> [Excerpt provided]:
>> begin
In his recent, much-praised encyclical on caring for the environment, Laudato Si, Pope Francis also suggests we must accept ourselves in our bodily being, our masculinity and femininity, accept the Creator’s gifts specific to our own sex and to the opposite sex, encounter someone different and find mutual enrichment in bringing those gifts together in marriage. The difference and complementarity of man and woman is the anthropological reality “at the foundation of marriage and the family”; marriage should not, this Pope suggests, be the subject of endless manipulation according to passing ideological fads.
Of course, this ancient wisdom that marriage is inherently opposite-sex is not peculiar to Catholics: Christians share it with Jews and Muslims; the three great Abrahamic religions share it with the other world religions of the ancient world and since; the world religions share it with more local ones, for example, Australian Aboriginal and Pacific Islander religions; and religious traditions share it with most secular philosophies, legal systems and cultures. Though customs around marriage vary between cultures and over time, there is remarkable consistency about these four dimensions of marriage: that it unites people of opposite (but complementary) sex; that this union is intended to be faithful (“to the exclusion of all others”); that this union is potentially fruitful (“to have and to hold” each other as “man and wife” do and so open to children); and that this union is final (“till death do us part”). In almost every case a fifth dimension has been that this union is regarded as sacred.
- “It’s all about love”
>> end
> [Request 1]: Please copy the listing word for word, starting at its first line and stopping after the line that contains "x-tick-label: 2005 [246,434,288,476]".

(Item position entries)
>> begin
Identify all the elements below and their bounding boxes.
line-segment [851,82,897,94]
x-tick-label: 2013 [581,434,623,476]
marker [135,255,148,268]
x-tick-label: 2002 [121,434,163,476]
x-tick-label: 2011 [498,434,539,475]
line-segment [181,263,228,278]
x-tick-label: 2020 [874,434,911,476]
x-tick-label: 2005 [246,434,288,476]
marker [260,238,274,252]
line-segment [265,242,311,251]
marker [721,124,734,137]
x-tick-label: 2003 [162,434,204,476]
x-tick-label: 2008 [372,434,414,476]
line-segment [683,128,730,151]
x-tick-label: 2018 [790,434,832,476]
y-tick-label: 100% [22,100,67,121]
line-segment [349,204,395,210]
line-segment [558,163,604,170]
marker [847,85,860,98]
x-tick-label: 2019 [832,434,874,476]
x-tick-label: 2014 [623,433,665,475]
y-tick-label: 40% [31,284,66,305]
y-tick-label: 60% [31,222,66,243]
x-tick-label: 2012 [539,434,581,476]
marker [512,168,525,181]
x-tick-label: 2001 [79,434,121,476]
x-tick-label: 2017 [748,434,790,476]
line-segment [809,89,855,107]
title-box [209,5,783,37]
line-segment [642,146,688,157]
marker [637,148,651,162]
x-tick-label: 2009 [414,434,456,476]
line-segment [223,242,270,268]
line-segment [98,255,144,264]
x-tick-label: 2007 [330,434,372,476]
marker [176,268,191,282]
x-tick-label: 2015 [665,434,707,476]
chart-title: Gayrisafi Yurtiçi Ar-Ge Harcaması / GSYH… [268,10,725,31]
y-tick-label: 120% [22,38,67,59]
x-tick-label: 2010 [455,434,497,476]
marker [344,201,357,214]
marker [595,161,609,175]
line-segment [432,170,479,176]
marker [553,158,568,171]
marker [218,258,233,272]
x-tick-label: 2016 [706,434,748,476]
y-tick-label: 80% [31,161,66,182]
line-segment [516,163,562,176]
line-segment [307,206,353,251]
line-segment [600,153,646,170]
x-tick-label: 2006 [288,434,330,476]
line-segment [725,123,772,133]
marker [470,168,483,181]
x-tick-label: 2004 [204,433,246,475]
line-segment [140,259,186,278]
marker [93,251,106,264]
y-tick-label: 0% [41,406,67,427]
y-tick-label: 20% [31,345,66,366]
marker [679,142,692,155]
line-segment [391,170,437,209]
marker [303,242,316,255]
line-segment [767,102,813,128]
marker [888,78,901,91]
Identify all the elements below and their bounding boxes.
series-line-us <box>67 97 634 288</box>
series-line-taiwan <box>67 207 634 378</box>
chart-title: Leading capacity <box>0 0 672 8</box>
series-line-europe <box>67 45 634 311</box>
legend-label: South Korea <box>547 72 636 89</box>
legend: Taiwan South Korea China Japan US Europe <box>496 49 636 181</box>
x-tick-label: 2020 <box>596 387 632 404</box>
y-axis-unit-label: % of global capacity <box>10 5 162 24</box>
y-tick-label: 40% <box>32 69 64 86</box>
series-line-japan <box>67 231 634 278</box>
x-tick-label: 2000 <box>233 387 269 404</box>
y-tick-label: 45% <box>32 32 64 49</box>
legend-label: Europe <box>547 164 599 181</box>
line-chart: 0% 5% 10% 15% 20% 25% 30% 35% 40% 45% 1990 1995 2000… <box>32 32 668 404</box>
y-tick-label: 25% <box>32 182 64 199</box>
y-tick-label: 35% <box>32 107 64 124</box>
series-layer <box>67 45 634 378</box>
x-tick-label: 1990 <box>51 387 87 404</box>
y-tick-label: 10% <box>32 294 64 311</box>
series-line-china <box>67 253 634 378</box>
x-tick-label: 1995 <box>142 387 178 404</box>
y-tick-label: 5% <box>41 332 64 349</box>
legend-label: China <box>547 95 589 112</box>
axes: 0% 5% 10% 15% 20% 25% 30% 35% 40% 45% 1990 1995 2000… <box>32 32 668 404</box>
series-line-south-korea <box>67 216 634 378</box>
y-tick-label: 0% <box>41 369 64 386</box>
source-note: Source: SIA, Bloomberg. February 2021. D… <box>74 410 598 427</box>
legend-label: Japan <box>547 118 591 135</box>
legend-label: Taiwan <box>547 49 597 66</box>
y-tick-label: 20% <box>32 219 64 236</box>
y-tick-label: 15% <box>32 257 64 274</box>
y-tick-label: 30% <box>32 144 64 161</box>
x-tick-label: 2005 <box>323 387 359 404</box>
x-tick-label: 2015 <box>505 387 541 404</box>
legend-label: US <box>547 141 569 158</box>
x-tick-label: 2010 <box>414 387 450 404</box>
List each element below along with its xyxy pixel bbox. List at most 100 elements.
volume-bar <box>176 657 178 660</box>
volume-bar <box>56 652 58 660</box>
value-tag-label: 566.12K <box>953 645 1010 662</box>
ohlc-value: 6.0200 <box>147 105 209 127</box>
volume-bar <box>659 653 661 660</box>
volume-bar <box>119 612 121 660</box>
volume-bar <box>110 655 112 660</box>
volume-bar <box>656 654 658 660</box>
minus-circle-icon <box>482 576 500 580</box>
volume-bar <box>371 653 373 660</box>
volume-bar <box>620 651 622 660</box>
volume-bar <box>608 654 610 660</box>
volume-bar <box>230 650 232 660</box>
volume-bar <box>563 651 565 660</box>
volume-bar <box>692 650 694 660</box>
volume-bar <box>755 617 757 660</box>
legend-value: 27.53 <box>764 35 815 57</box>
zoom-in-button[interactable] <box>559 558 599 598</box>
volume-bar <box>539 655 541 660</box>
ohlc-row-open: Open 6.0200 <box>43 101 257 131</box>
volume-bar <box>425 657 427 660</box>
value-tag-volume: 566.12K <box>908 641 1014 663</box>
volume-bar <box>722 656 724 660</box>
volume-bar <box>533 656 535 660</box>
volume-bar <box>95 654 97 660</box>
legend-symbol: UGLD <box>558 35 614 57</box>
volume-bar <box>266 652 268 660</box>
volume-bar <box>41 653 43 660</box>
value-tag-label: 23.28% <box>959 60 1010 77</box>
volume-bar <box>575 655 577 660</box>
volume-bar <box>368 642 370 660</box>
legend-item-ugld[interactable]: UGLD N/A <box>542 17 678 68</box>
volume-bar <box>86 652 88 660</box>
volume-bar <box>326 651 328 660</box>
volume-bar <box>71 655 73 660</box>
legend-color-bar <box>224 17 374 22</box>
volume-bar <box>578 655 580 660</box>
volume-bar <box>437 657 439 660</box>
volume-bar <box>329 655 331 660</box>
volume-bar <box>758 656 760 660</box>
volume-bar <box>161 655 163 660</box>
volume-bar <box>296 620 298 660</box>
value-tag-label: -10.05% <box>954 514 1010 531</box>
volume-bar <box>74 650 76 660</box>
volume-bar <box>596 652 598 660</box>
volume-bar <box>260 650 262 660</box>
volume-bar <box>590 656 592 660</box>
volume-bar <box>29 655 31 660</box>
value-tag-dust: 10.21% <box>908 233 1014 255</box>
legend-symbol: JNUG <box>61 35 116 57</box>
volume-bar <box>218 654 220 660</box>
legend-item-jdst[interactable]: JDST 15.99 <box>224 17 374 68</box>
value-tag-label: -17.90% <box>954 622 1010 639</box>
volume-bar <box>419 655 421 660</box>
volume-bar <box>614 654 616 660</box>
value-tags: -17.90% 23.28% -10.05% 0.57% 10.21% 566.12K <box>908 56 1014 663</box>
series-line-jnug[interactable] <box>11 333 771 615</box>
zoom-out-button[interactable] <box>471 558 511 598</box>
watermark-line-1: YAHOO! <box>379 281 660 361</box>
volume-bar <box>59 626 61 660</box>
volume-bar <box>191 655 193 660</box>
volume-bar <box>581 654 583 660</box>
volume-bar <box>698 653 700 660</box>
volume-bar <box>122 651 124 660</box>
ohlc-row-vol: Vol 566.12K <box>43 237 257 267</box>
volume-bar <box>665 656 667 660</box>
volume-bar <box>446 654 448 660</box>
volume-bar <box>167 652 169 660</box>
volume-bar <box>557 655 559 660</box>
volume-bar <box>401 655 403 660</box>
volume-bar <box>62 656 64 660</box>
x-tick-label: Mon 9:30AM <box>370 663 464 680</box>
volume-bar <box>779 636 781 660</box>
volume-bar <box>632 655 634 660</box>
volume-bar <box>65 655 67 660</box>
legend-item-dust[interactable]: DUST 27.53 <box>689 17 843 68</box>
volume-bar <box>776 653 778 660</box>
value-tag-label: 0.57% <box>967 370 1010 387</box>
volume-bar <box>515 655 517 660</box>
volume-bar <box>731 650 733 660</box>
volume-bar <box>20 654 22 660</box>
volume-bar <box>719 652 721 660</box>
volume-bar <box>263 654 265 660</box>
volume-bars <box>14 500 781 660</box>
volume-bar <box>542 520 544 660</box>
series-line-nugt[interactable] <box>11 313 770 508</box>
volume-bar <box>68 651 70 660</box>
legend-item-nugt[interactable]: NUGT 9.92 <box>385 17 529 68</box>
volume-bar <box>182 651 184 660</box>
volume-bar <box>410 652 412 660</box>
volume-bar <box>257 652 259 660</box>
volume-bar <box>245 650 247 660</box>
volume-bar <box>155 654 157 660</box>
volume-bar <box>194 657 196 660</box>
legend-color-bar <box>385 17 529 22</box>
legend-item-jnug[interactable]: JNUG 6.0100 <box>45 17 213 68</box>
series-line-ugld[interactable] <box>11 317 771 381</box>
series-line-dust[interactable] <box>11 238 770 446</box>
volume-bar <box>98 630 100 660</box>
>> end
> [Request 2]: Continue the passage on marriage and Pope Francis's encyclical from the point where it stops.

> [Expected answer 1]:
Identify all the elements below and their bounding boxes.
line-segment [851,82,897,94]
x-tick-label: 2013 [581,434,623,476]
marker [135,255,148,268]
x-tick-label: 2002 [121,434,163,476]
x-tick-label: 2011 [498,434,539,475]
line-segment [181,263,228,278]
x-tick-label: 2020 [874,434,911,476]
x-tick-label: 2005 [246,434,288,476]

> [Expected answer 2]:
Over the last few decades there have been some very real advances in appreciation of romance and intimacy in marriage, in respect for the dignity of women and children, in the sharing of lives and responsibilities between spouses and in the theology and pastoral care of marriages. Yet even as our understanding of relationships has been enriched in these ways, modernity has found itself in a mess about marriage. In just a few decades we’ve moved from a situation where almost everyone in the West got married and stayed married to one where most people of marriageable age are not married: they live singly or in a series of more temporary relationships. Eventually one of these relationships may settle into being a sort of ‘de facto’ marriage. At some point, perhaps when a couple are thinking of having children, they may decide to solemnize it. But after years of try-before-you-buy and habitual non-commitment, many find they cannot sustain actual marriages once entered. Some try again – and fail again. Many eschew child-bearing altogether; some want children but in limited numbers, later in life, after achieving other goals. Many children now grow up without ever experiencing the love and care of a mother and father committed to each other and to them over the long haul; that makes them in turn less likely to aspire to and achieve stable marriage themselves. We all know and love people who have suffered from family breakdown; every serious social scientist and thoughtful economist understands the costs of this. Theories abound about the whys and wherefores of all this, but the what is undeniable: never before in history have we been so unsuccessful at marrying.
If we are not as good at entertaining and sustaining marriages as we were in the past, it is surely significantly because we are at least ambivalent about the defining dimensions of marriage as faithful, fruitful and final. So too the notion of marriage as a sacred act has been abandoned by many. And now another dimension, the sexual complementarity of marriage – the very thing which points beyond the union itself towards family life – is also being questioned. All that may be left at the end of this half-century-long unpicking of marriage will be an emotional-sexual bond that places the wishes of adults for long-lived intimacy above all else.
Some will say: no problem. Marriage in their eyes is merely a very flexible label for an institution with no intrinsic meaning; like Humpty Dumpty they think a word like ‘marriage’ means precisely whatever they want it to mean. Five of the nine judges in the recent U.S. Supreme Court case said as much: marriage is constantly evolving and really a matter of self-identification and social convention.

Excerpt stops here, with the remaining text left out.